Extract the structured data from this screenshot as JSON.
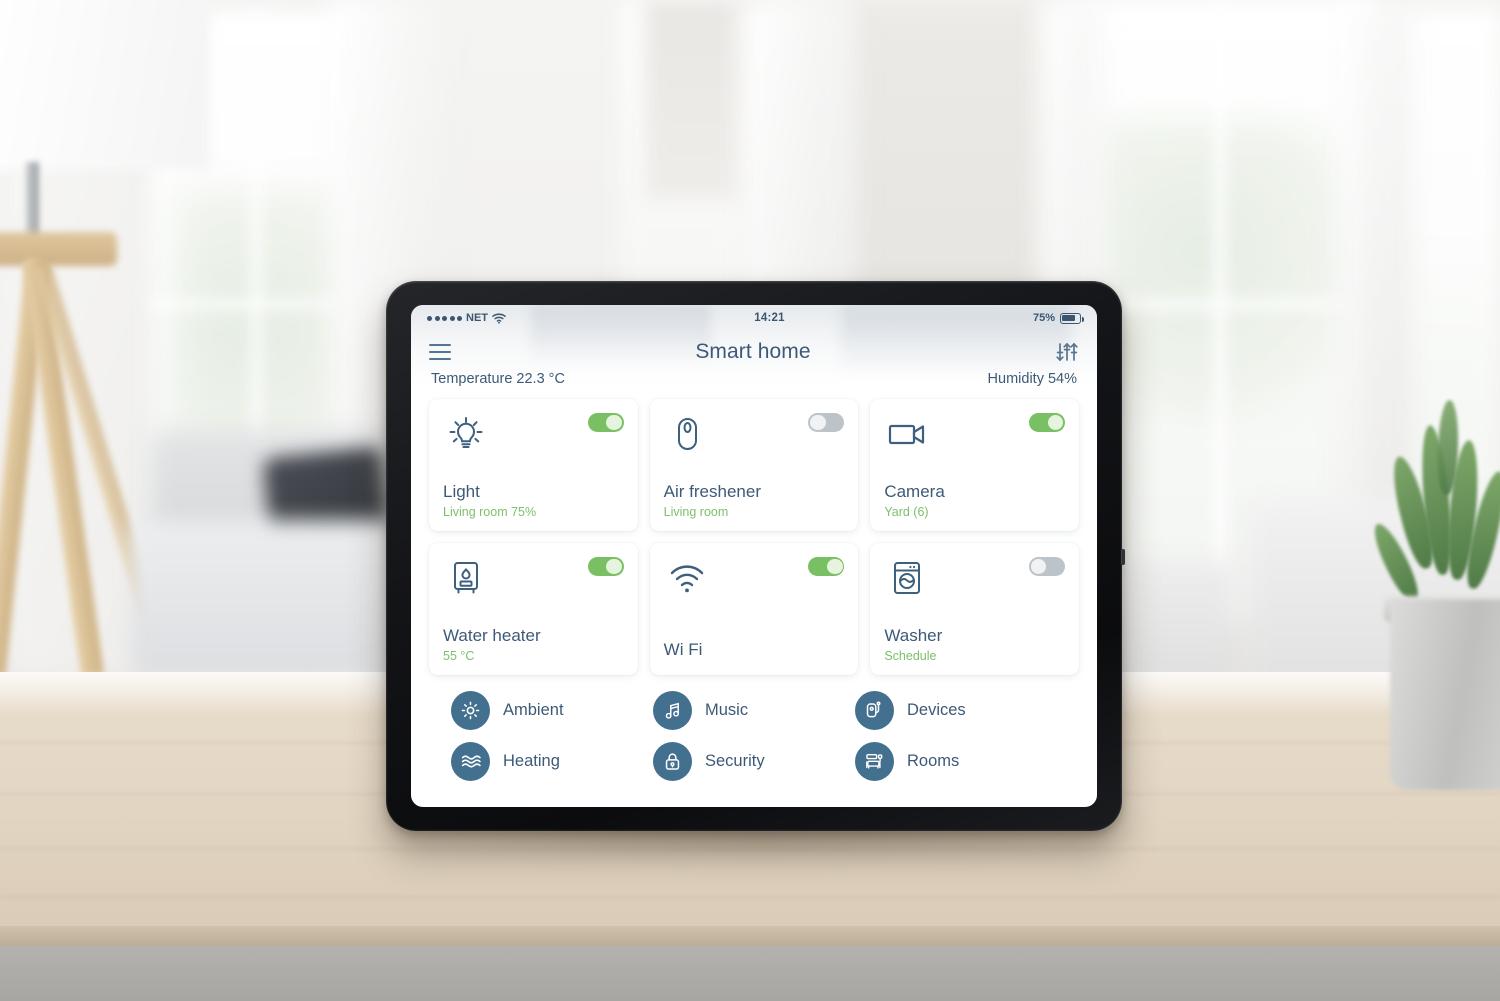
{
  "status_bar": {
    "carrier": "NET",
    "signal_dots": 5,
    "wifi_icon": "wifi-icon",
    "time": "14:21",
    "battery_percent": "75%",
    "battery_level": 75
  },
  "app_bar": {
    "menu_icon": "hamburger-icon",
    "title": "Smart home",
    "settings_icon": "equalizer-icon"
  },
  "environment": {
    "temperature": "Temperature 22.3 °C",
    "humidity": "Humidity 54%"
  },
  "colors": {
    "accent_blue": "#3c5a78",
    "icon_blue": "#3e5f7e",
    "circle_blue": "#44708f",
    "toggle_on": "#79bf63",
    "toggle_off": "#bcc4ca",
    "subtitle_green": "#7dbf6b",
    "card_bg": "#ffffff",
    "screen_bg": "#ffffff",
    "bezel": "#121315"
  },
  "devices": [
    {
      "icon": "lightbulb-icon",
      "title": "Light",
      "subtitle": "Living room 75%",
      "toggle": "on"
    },
    {
      "icon": "air-freshener-icon",
      "title": "Air freshener",
      "subtitle": "Living room",
      "toggle": "off"
    },
    {
      "icon": "camera-icon",
      "title": "Camera",
      "subtitle": "Yard (6)",
      "toggle": "on"
    },
    {
      "icon": "water-heater-icon",
      "title": "Water heater",
      "subtitle": "55 °C",
      "toggle": "on"
    },
    {
      "icon": "wifi-icon",
      "title": "Wi Fi",
      "subtitle": "",
      "toggle": "on"
    },
    {
      "icon": "washer-icon",
      "title": "Washer",
      "subtitle": "Schedule",
      "toggle": "off"
    }
  ],
  "menu": [
    {
      "icon": "sun-icon",
      "label": "Ambient"
    },
    {
      "icon": "music-icon",
      "label": "Music"
    },
    {
      "icon": "plug-icon",
      "label": "Devices"
    },
    {
      "icon": "waves-icon",
      "label": "Heating"
    },
    {
      "icon": "lock-icon",
      "label": "Security"
    },
    {
      "icon": "rooms-icon",
      "label": "Rooms"
    }
  ]
}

- **TASK BRIEF**
Filter the listing above for the string "Living" and copy every matching line.

- **OUTPUT OF THE TASK**
      "subtitle": "Living room 75%",
      "subtitle": "Living room",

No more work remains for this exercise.